/---

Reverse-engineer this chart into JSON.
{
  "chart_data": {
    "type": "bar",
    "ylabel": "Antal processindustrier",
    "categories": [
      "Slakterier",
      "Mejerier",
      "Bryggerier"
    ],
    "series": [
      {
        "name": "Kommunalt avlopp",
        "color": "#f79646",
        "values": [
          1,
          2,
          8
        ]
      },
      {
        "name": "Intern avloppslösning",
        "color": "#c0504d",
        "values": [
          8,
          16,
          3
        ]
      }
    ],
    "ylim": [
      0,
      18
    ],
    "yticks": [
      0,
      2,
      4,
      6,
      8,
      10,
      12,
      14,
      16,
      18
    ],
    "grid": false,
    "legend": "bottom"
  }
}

\---

- _Exercise instructions_: All of the lines above must be returned exactly.

- _Worked solution_:
Reverse-engineer this chart into JSON.
{
  "chart_data": {
    "type": "bar",
    "ylabel": "Antal processindustrier",
    "categories": [
      "Slakterier",
      "Mejerier",
      "Bryggerier"
    ],
    "series": [
      {
        "name": "Kommunalt avlopp",
        "color": "#f79646",
        "values": [
          1,
          2,
          8
        ]
      },
      {
        "name": "Intern avloppslösning",
        "color": "#c0504d",
        "values": [
          8,
          16,
          3
        ]
      }
    ],
    "ylim": [
      0,
      18
    ],
    "yticks": [
      0,
      2,
      4,
      6,
      8,
      10,
      12,
      14,
      16,
      18
    ],
    "grid": false,
    "legend": "bottom"
  }
}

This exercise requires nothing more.